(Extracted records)

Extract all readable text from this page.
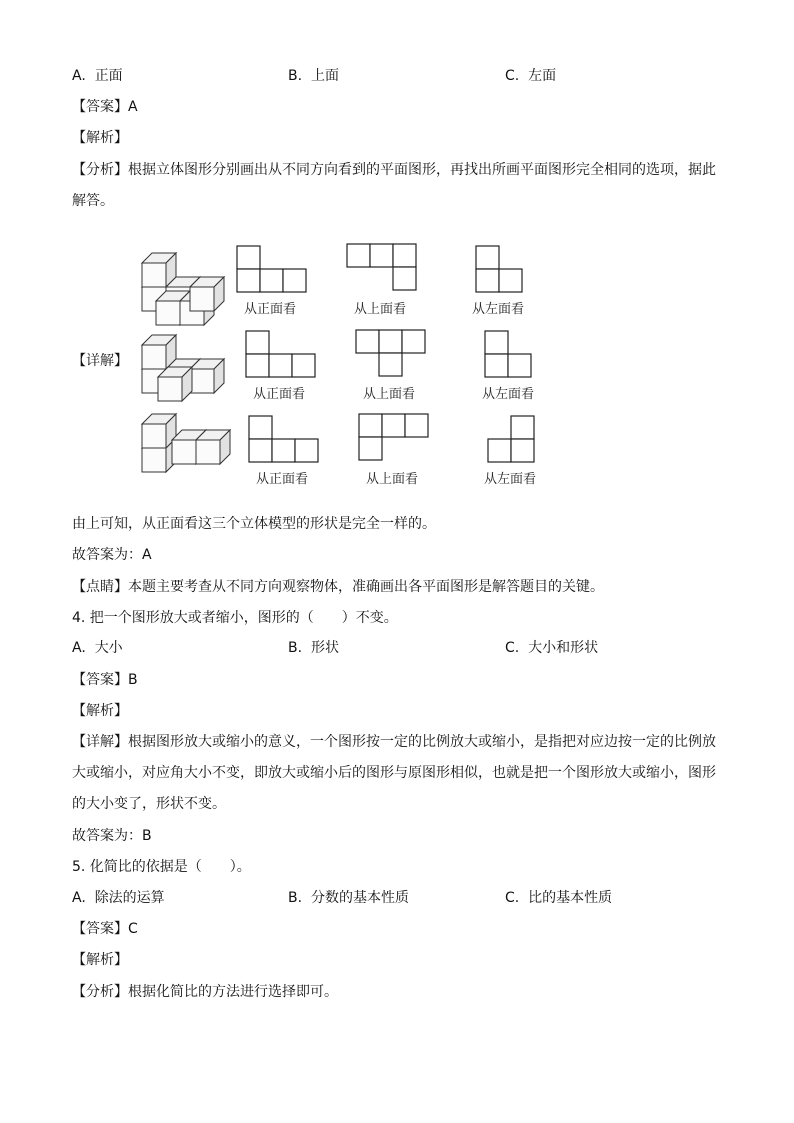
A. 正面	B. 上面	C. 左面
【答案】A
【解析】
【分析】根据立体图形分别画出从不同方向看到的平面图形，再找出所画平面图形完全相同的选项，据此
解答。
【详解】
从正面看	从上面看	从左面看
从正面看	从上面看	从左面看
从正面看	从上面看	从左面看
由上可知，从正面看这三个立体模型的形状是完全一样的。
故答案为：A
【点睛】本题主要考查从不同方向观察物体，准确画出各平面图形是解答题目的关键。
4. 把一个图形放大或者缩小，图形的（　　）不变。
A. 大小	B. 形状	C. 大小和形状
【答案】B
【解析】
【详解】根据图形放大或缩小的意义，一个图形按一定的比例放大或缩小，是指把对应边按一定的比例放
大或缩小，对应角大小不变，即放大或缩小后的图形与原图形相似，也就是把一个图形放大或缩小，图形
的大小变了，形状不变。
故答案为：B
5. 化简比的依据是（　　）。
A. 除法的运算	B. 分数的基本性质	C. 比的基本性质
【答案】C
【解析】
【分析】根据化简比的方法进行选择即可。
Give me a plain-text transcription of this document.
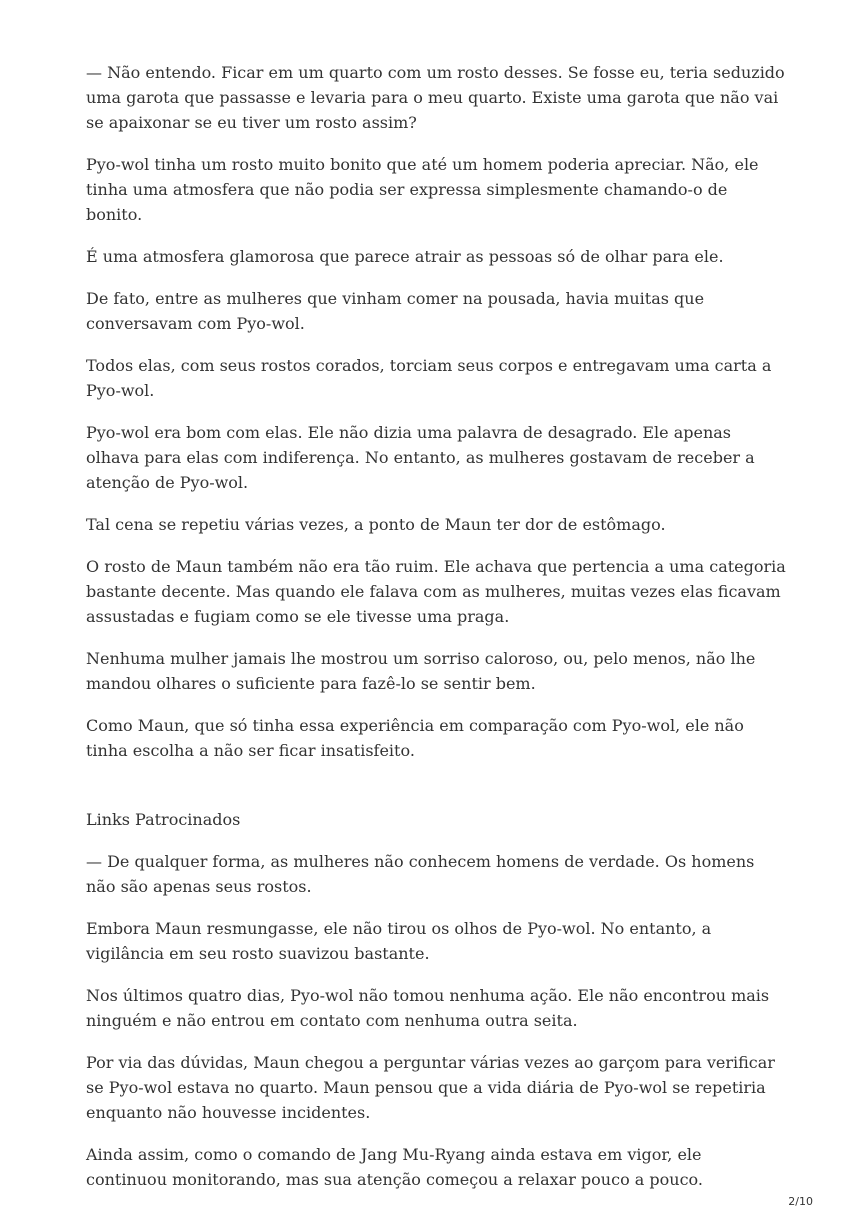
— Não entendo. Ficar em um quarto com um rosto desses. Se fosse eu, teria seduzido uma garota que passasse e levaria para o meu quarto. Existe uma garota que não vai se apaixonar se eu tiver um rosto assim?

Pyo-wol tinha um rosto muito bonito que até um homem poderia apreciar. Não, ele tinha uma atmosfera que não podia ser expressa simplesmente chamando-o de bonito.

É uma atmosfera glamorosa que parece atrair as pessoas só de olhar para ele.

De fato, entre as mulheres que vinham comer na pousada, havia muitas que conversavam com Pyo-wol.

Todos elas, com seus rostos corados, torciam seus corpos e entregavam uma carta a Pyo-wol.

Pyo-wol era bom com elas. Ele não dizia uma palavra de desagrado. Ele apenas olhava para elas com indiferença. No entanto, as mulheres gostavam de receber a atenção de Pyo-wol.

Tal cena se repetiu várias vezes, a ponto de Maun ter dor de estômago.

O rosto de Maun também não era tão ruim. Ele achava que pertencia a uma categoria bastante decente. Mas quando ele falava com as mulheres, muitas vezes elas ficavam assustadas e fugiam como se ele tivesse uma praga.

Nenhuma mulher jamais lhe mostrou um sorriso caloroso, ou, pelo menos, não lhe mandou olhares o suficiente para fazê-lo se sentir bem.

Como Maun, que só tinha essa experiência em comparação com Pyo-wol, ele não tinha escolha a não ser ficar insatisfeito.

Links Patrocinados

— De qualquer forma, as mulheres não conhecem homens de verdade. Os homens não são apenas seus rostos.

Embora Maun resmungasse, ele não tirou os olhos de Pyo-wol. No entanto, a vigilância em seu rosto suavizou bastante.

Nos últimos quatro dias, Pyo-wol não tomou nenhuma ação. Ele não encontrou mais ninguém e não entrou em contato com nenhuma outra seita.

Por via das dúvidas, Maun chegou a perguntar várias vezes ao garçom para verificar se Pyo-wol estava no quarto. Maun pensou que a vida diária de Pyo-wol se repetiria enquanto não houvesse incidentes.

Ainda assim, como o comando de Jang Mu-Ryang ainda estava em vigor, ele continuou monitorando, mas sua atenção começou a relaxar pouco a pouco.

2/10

==

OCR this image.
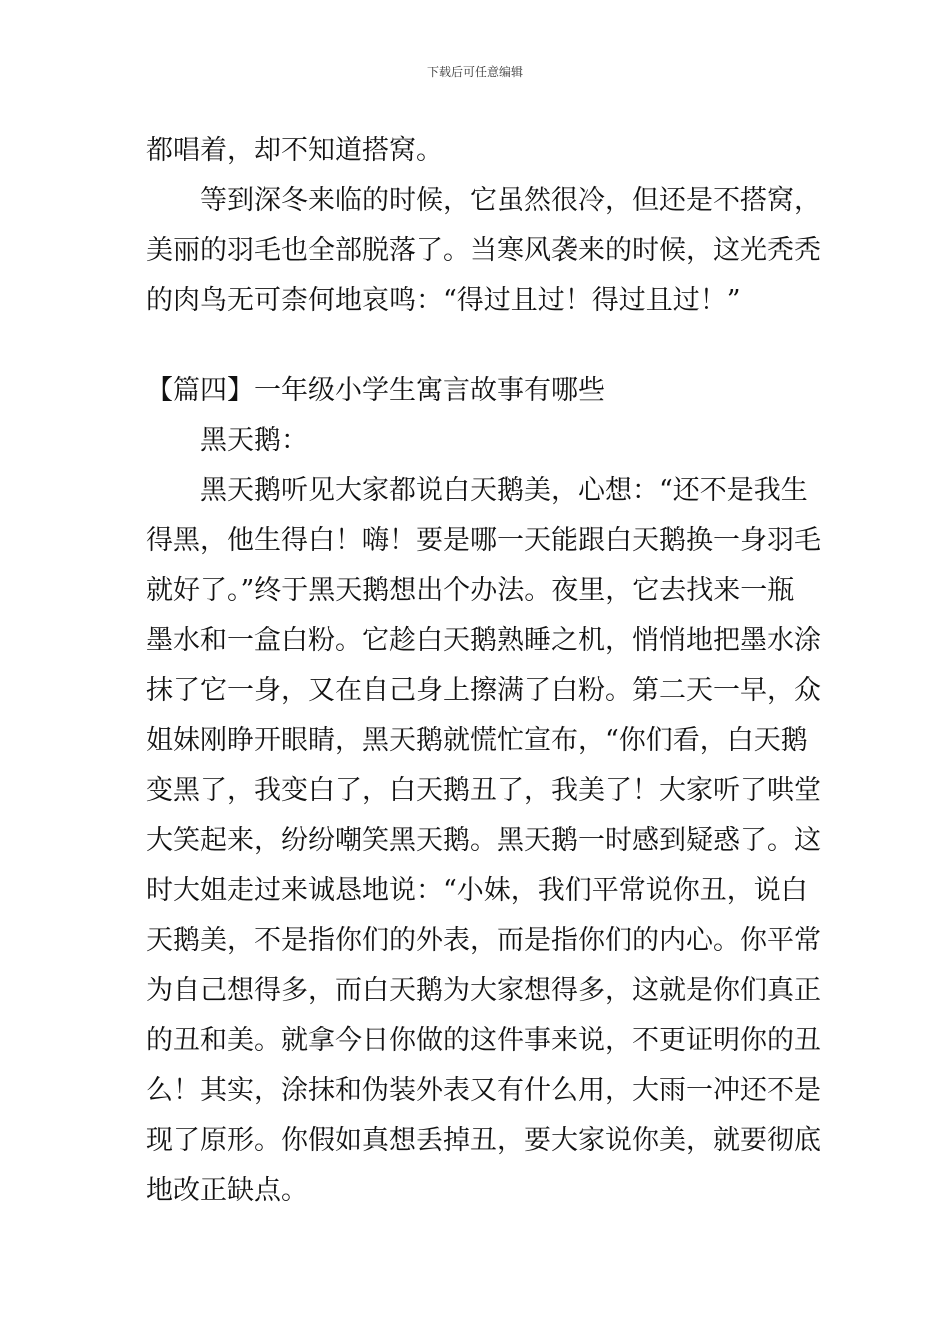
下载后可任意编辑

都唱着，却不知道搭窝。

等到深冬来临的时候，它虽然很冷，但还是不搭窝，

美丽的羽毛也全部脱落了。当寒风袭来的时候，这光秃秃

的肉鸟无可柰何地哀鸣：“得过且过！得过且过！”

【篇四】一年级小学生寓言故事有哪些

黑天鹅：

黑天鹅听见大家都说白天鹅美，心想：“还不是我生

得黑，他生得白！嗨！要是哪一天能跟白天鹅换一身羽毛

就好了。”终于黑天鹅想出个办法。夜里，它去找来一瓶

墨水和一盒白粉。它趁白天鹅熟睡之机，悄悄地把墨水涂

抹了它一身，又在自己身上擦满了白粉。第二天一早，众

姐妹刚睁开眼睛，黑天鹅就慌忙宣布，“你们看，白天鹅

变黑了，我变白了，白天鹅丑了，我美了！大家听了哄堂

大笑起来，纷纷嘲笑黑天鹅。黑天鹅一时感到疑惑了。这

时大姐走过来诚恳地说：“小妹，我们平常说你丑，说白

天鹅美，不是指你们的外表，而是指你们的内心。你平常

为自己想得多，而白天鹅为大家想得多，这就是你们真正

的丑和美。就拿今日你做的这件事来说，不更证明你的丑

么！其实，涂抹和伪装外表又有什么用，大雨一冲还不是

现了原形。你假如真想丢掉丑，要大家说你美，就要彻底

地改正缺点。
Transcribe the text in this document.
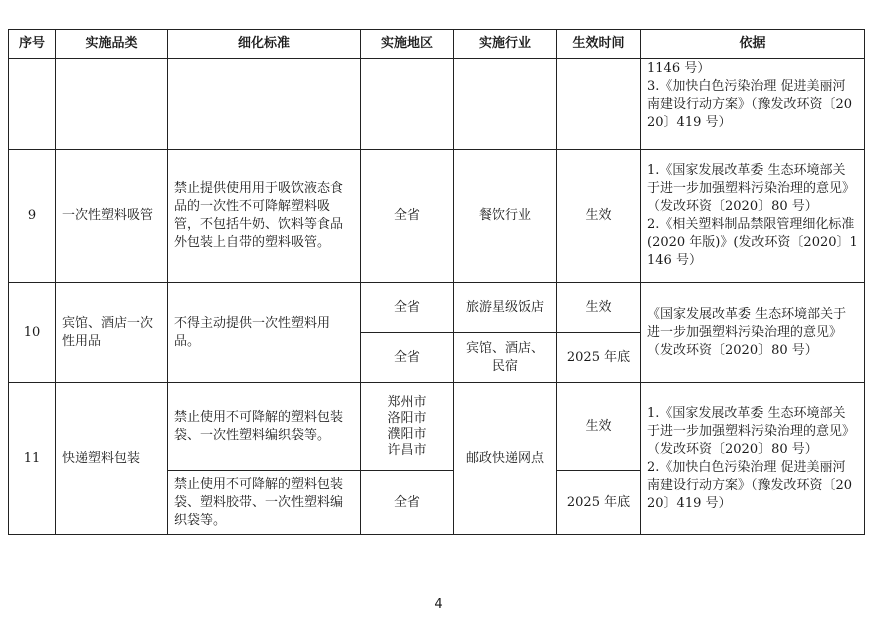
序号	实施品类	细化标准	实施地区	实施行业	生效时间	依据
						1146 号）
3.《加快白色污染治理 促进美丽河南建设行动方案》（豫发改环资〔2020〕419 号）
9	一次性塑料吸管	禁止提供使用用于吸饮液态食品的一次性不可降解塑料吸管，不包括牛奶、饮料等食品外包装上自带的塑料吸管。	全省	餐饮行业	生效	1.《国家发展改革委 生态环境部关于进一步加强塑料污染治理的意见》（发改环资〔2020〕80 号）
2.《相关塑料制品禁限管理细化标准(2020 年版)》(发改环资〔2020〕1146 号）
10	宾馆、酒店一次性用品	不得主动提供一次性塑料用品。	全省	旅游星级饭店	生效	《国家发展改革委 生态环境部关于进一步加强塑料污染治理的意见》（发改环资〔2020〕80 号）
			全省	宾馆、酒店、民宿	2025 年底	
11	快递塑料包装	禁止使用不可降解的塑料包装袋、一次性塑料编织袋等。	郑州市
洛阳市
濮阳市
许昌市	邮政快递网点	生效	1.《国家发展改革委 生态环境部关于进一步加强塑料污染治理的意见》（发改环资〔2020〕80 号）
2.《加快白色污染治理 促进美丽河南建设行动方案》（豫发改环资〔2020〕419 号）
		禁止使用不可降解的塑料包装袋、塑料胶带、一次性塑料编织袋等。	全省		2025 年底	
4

◆ The problem: From the listing, copy each line containing the word "várias".

◆ Worked answer:
Tal cena se repetiu várias vezes, a ponto de Maun ter dor de estômago.
Por via das dúvidas, Maun chegou a perguntar várias vezes ao garçom para verificar se Pyo-wol estava no quarto. Maun pensou que a vida diária de Pyo-wol se repetiria enquanto não houvesse incidentes.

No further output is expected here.